— Task prompt —
Select lines where the word "economiesuisse" appears.
-- begin Recorded data --
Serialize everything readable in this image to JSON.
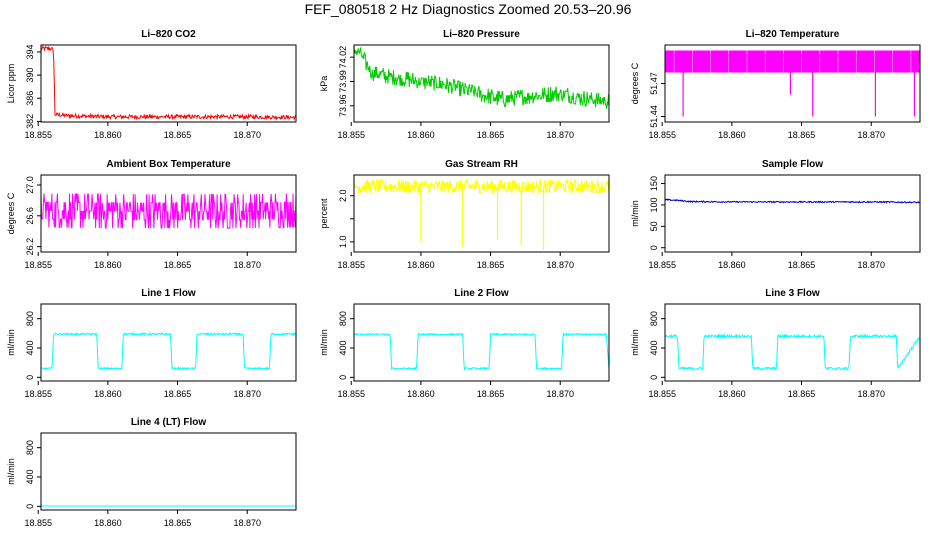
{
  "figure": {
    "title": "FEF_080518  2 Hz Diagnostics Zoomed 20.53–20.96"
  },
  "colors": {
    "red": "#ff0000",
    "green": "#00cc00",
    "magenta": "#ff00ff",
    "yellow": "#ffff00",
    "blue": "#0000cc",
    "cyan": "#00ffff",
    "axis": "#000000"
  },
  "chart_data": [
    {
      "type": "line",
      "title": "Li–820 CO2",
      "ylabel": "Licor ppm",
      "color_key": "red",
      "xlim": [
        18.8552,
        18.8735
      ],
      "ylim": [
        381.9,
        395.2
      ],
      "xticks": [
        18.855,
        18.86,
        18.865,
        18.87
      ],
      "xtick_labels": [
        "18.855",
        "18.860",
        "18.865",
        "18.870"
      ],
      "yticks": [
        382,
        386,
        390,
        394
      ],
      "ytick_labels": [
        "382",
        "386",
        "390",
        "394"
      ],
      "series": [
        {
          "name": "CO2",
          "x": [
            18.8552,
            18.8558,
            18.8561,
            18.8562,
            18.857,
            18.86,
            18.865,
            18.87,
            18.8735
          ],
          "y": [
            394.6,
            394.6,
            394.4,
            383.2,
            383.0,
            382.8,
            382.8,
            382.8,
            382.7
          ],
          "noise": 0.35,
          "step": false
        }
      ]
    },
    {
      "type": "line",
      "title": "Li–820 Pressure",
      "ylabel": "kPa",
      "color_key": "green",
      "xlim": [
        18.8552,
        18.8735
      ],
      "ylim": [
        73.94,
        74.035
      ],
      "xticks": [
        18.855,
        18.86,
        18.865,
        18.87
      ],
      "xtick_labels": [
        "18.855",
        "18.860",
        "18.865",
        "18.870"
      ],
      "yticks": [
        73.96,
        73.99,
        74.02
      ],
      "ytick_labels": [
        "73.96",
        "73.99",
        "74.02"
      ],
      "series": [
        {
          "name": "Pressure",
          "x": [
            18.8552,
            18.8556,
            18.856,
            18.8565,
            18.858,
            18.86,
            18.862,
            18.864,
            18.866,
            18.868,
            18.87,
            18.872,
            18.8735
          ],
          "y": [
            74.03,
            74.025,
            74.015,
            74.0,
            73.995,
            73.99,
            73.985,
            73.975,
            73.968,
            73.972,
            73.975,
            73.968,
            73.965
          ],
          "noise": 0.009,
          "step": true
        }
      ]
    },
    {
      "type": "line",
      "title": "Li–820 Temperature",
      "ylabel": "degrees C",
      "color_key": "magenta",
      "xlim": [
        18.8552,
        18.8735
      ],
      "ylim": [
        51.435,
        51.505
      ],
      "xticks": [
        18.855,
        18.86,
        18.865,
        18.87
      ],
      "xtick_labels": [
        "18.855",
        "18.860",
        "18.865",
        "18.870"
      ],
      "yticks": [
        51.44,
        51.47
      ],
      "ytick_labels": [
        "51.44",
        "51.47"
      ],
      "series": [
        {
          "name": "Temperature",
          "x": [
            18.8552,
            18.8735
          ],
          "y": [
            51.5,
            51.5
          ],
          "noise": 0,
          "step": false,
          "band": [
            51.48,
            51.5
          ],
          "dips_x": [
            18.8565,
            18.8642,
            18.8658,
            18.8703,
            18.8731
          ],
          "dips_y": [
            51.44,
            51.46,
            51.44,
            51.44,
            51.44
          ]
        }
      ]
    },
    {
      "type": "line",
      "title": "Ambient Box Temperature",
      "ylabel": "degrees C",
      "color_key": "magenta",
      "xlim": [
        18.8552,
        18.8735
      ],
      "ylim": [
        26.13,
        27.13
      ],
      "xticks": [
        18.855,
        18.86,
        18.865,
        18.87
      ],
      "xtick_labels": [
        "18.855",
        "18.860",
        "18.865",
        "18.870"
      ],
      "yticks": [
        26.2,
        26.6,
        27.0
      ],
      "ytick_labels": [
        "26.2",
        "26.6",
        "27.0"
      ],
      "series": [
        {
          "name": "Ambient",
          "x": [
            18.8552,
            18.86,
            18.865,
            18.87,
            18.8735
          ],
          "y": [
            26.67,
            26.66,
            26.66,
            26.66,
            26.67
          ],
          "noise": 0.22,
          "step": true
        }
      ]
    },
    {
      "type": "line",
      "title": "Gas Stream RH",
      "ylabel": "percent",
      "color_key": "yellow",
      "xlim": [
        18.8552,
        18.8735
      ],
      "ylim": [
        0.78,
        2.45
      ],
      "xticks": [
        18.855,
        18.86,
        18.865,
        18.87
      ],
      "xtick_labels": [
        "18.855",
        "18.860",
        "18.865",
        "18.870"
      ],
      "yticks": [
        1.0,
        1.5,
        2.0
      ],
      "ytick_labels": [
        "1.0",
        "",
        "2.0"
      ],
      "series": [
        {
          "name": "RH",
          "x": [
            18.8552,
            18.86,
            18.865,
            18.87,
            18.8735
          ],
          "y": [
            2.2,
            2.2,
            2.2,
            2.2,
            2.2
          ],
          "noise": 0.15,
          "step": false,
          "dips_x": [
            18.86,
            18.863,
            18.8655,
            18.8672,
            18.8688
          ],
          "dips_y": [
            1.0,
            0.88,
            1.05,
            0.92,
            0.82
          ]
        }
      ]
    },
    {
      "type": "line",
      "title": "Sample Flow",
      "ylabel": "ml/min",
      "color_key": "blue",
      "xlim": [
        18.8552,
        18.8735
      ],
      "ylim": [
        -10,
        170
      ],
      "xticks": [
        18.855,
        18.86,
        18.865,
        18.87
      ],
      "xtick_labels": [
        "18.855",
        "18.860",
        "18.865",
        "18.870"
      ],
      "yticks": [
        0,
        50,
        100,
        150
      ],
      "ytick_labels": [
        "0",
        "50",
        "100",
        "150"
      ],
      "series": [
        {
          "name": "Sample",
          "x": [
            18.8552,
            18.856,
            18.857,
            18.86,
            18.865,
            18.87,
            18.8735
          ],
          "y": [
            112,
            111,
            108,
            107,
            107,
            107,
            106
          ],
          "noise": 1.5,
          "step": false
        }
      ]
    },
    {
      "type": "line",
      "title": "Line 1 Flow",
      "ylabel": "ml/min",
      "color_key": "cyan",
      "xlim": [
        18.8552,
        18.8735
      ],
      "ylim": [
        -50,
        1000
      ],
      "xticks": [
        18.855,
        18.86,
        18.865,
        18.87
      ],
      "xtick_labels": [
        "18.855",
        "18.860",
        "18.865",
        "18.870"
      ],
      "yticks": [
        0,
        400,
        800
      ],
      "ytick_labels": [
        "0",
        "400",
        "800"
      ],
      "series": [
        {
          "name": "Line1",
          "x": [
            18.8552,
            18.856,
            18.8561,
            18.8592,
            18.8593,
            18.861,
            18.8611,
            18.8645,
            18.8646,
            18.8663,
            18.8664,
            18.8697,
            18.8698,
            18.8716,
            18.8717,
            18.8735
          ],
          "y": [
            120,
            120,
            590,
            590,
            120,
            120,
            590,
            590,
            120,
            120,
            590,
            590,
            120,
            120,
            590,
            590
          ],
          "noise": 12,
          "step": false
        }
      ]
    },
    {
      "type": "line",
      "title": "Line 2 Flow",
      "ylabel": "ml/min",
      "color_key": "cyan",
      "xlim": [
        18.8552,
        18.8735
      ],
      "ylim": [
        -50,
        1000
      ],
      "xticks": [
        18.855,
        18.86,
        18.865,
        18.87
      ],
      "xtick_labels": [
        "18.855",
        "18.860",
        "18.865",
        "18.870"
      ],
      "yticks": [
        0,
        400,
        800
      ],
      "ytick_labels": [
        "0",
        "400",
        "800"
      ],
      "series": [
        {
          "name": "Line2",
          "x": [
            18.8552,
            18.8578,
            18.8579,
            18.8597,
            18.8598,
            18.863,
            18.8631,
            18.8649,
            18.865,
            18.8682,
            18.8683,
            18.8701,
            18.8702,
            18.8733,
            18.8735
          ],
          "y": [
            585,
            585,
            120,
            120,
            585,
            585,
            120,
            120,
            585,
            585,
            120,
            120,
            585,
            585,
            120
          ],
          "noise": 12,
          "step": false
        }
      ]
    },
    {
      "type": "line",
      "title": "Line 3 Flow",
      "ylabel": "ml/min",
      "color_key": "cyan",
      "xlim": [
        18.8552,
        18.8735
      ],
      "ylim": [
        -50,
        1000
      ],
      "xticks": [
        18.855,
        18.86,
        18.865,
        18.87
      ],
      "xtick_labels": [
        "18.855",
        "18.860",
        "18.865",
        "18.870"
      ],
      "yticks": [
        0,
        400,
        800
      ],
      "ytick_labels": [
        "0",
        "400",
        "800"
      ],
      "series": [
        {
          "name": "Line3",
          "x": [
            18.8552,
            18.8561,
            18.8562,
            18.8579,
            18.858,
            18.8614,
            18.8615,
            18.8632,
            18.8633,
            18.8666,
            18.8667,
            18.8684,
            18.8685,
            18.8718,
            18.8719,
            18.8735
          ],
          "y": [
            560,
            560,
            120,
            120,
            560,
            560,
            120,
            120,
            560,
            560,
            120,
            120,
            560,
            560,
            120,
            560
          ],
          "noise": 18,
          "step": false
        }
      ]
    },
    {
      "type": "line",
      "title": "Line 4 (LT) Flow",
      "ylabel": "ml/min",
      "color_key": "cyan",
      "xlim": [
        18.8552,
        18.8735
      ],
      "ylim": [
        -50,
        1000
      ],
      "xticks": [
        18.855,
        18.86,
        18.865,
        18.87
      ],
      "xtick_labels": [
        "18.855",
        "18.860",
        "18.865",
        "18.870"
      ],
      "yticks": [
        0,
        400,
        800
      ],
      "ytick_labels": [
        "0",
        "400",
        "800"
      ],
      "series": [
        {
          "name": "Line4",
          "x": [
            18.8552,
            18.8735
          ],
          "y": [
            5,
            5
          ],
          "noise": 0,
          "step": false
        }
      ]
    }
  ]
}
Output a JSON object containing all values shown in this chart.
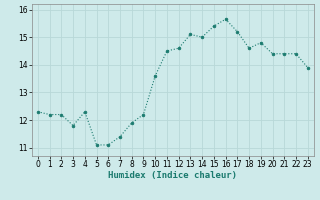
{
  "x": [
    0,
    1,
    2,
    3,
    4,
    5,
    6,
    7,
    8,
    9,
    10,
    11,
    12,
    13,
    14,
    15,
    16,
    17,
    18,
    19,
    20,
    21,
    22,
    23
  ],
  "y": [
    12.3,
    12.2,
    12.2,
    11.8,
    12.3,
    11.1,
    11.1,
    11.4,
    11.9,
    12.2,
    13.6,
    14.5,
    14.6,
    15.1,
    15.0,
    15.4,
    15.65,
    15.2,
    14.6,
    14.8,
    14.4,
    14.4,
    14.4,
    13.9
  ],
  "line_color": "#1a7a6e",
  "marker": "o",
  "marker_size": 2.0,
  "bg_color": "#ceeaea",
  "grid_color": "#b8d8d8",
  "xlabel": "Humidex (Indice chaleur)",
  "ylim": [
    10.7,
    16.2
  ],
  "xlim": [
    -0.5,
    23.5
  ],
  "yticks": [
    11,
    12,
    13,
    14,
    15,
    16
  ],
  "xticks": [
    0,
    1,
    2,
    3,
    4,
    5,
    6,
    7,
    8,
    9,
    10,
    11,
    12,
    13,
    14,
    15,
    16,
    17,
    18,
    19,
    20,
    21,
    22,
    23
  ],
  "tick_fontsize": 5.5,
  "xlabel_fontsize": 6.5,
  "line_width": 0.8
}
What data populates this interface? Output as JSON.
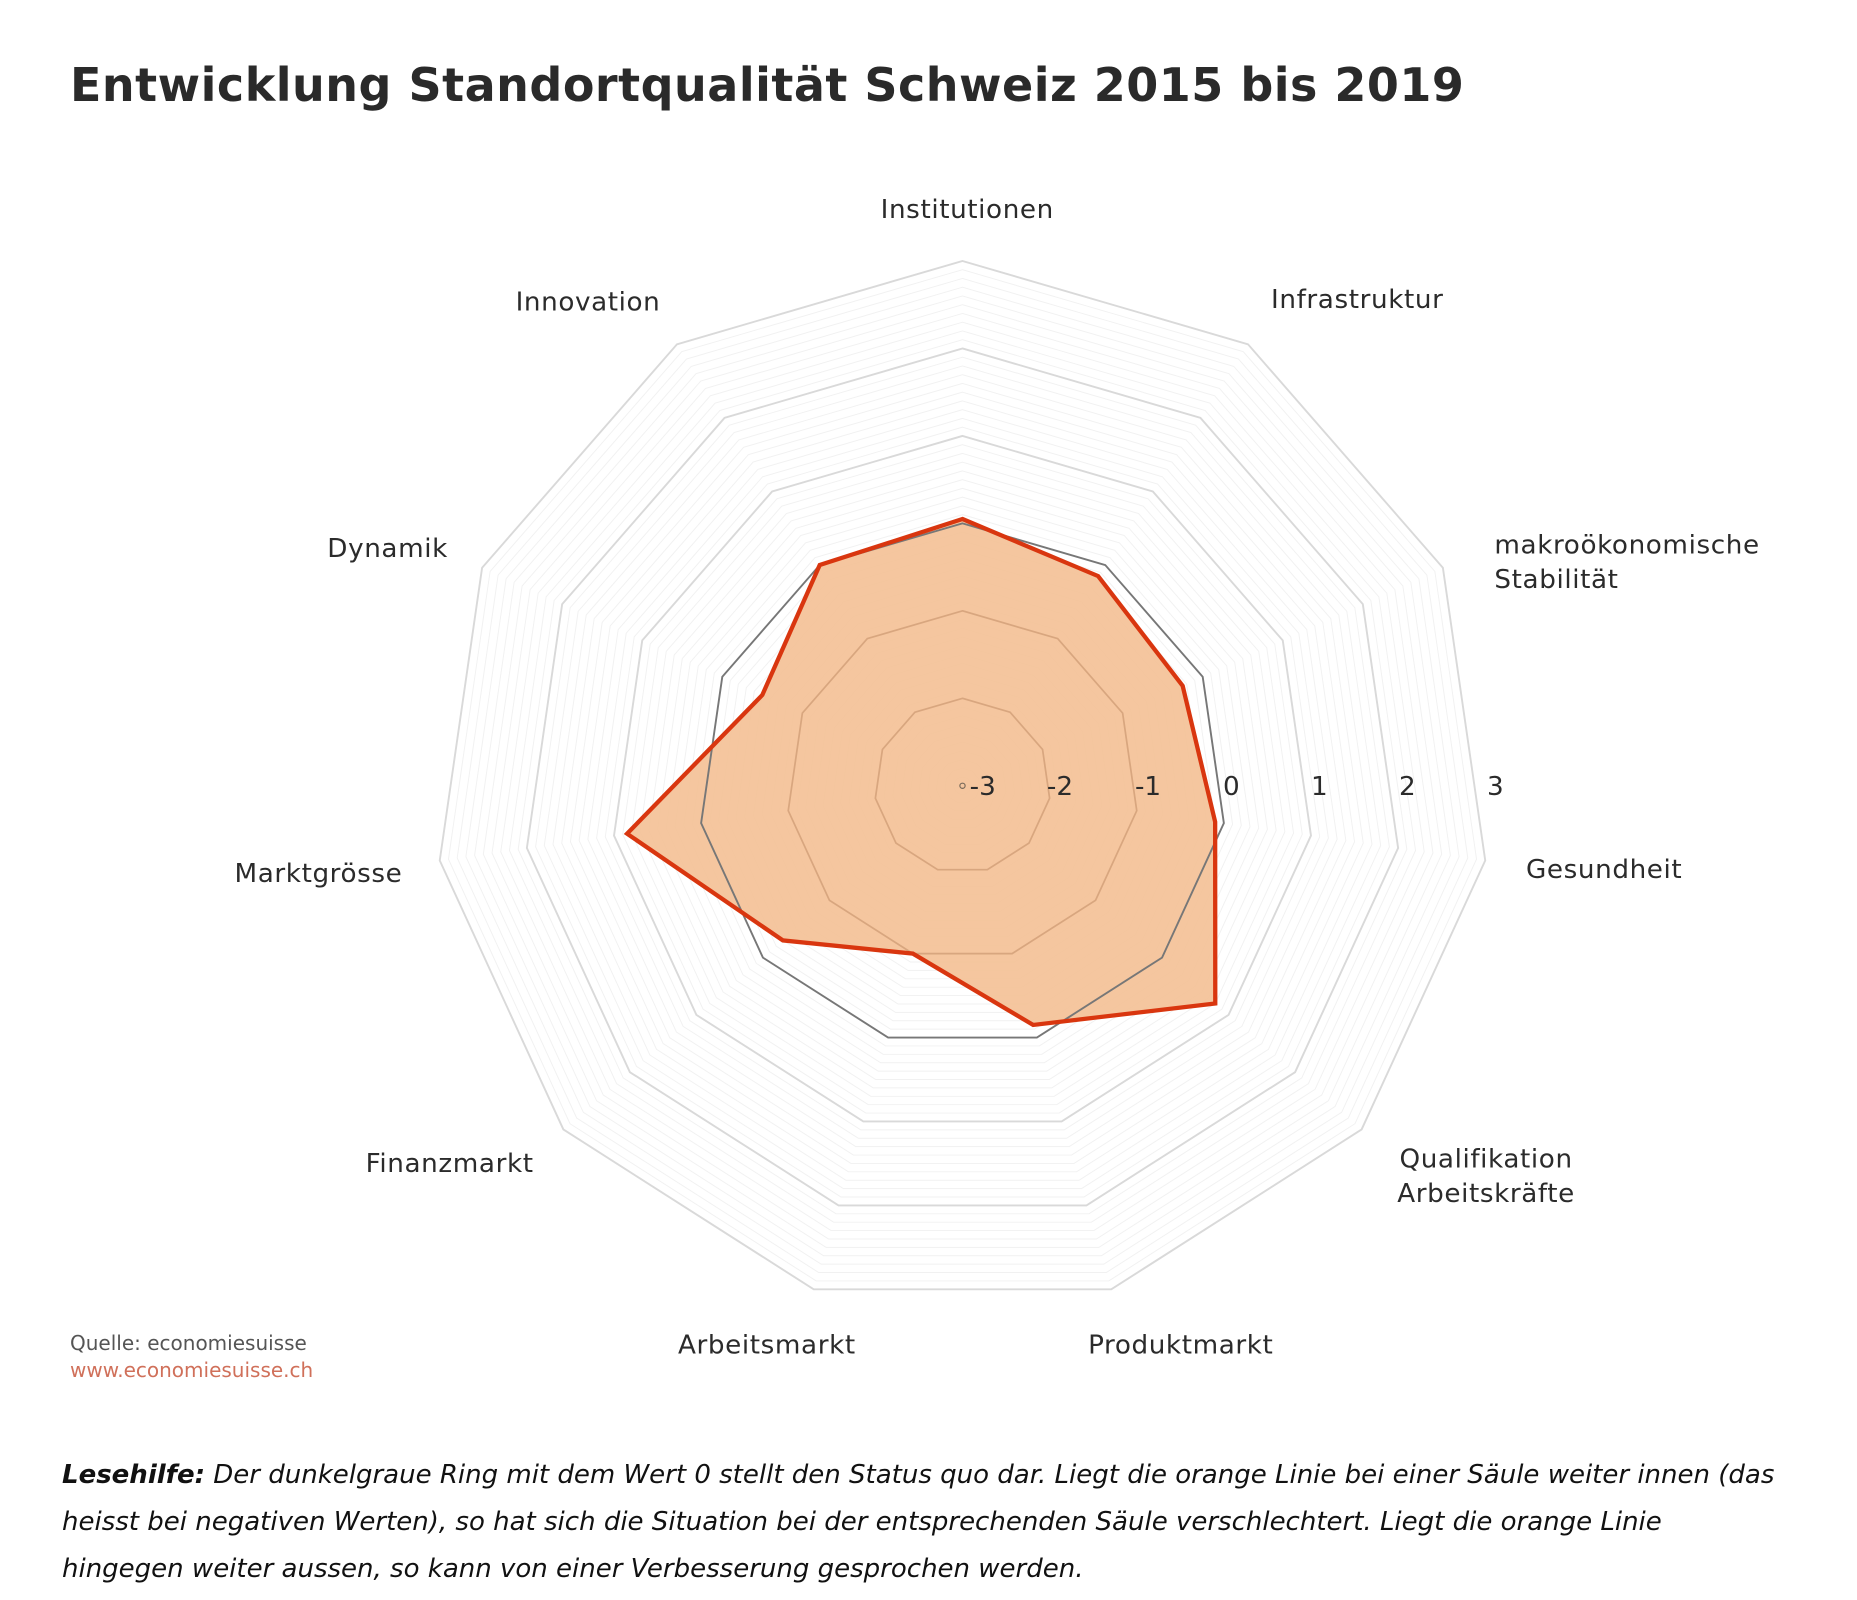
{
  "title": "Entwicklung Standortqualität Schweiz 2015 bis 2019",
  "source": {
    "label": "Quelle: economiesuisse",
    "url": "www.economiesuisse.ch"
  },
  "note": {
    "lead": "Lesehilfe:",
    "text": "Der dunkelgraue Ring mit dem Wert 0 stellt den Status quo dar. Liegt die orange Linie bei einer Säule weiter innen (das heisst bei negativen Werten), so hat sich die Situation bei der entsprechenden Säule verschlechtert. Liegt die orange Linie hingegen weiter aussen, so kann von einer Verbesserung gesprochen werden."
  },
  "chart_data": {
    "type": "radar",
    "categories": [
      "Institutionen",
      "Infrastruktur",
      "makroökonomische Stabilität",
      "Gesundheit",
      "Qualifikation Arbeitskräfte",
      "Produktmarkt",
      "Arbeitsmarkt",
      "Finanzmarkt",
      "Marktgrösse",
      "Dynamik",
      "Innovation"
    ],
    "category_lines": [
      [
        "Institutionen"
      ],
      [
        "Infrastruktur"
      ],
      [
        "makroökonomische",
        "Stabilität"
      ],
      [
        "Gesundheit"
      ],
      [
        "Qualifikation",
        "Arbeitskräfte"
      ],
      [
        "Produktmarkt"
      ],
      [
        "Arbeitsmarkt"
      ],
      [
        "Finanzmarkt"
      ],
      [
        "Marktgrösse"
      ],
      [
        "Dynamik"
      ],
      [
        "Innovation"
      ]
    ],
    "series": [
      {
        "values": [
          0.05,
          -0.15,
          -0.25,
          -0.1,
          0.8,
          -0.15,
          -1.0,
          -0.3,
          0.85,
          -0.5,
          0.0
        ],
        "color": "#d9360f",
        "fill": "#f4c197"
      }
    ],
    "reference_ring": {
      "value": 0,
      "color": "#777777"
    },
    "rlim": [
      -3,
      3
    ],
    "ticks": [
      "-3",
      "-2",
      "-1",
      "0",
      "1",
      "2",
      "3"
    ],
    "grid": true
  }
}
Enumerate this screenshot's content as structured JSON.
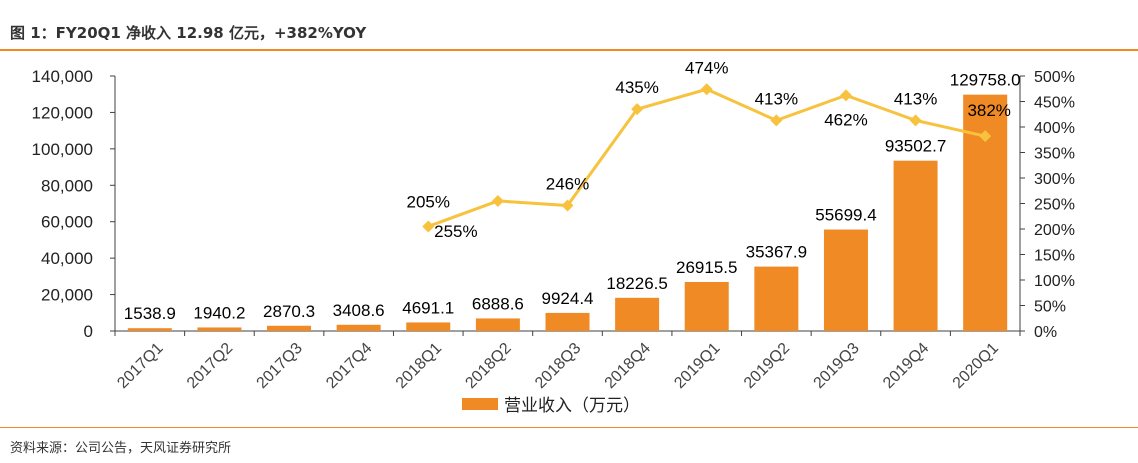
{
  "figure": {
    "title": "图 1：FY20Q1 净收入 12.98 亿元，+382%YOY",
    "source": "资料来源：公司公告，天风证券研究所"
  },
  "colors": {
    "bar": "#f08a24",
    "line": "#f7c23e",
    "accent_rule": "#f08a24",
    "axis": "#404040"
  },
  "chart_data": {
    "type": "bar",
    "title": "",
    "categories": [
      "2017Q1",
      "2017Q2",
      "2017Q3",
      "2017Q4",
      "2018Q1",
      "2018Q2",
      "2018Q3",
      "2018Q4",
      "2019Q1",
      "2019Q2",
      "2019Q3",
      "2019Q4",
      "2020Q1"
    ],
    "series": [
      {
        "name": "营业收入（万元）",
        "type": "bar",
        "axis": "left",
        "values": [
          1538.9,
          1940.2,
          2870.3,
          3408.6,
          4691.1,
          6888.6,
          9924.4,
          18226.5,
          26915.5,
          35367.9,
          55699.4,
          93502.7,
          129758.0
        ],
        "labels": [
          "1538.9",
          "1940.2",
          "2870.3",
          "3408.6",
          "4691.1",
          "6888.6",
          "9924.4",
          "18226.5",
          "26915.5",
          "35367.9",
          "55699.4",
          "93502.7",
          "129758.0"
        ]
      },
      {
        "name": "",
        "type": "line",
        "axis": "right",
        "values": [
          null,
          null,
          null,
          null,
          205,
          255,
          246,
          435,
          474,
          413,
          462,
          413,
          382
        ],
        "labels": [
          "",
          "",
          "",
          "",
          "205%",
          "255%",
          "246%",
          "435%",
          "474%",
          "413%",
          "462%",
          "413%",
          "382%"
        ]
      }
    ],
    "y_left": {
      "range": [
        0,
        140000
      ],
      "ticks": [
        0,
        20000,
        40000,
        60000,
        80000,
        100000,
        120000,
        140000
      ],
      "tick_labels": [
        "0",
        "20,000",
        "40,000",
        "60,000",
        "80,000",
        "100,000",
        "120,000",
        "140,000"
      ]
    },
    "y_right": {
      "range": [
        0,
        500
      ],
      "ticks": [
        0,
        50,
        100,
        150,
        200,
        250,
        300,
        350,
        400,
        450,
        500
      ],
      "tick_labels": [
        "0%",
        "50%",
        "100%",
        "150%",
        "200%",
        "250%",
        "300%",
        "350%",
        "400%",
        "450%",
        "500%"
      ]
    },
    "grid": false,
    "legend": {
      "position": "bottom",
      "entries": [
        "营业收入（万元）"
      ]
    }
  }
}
-- end Recorded data --
— Task result —
    "label": "Quelle: economiesuisse",
    "url": "www.economiesuisse.ch"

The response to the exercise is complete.